[Data shown]
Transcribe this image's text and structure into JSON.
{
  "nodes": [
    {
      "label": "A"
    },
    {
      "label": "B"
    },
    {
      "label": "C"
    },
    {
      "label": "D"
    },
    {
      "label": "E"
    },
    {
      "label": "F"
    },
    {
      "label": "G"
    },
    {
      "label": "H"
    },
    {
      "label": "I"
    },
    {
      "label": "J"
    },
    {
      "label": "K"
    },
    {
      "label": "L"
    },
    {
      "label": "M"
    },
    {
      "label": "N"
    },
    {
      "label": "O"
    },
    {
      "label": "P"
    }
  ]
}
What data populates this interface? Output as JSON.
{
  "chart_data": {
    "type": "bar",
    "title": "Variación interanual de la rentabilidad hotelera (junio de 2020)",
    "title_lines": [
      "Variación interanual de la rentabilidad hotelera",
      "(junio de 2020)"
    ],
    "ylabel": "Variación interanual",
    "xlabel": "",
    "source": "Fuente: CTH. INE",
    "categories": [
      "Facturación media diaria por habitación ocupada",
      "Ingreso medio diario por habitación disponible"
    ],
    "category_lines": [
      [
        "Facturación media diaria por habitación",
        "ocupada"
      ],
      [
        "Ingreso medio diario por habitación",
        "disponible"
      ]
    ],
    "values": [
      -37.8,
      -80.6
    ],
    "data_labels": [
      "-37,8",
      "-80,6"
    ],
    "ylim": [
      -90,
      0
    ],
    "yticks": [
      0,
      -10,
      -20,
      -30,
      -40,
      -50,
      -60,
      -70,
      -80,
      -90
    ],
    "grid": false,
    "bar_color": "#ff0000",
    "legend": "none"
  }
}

[What the task asks]
Where a line holds "hotelera", copy it out.

[Exercise output]
    "title": "Variación interanual de la rentabilidad hotelera (junio de 2020)",
      "Variación interanual de la rentabilidad hotelera",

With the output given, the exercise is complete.